(Data tied to figure images)
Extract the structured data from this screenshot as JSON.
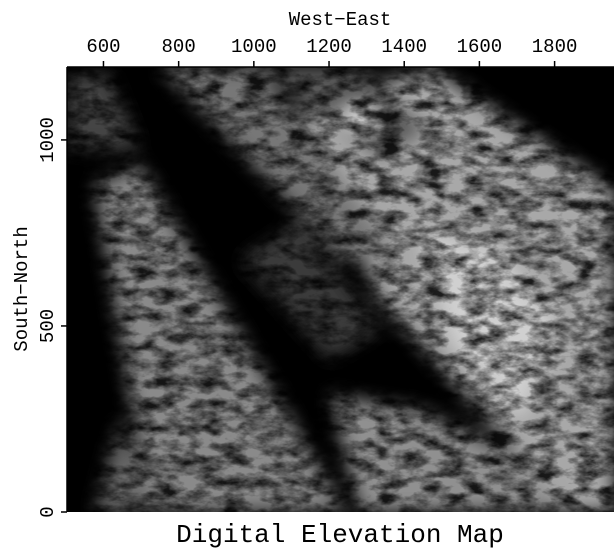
{
  "chart_data": {
    "type": "image",
    "title": "Digital Elevation Map",
    "xlabel": "West−East",
    "ylabel": "South−North",
    "xlim": [
      503,
      1958
    ],
    "ylim": [
      0,
      1196
    ],
    "xticks": [
      600,
      800,
      1000,
      1200,
      1400,
      1600,
      1800
    ],
    "yticks": [
      0,
      500,
      1000
    ],
    "colormap": "gray"
  }
}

■ Work to do
Restate every record exactly, please; do not copy the pictures.

■ Result of this task
Extract the structured data from this screenshot as JSON.
{
  "chart_data": {
    "type": "image",
    "title": "Digital Elevation Map",
    "xlabel": "West−East",
    "ylabel": "South−North",
    "xlim": [
      503,
      1958
    ],
    "ylim": [
      0,
      1196
    ],
    "xticks": [
      600,
      800,
      1000,
      1200,
      1400,
      1600,
      1800
    ],
    "yticks": [
      0,
      500,
      1000
    ],
    "colormap": "gray"
  }
}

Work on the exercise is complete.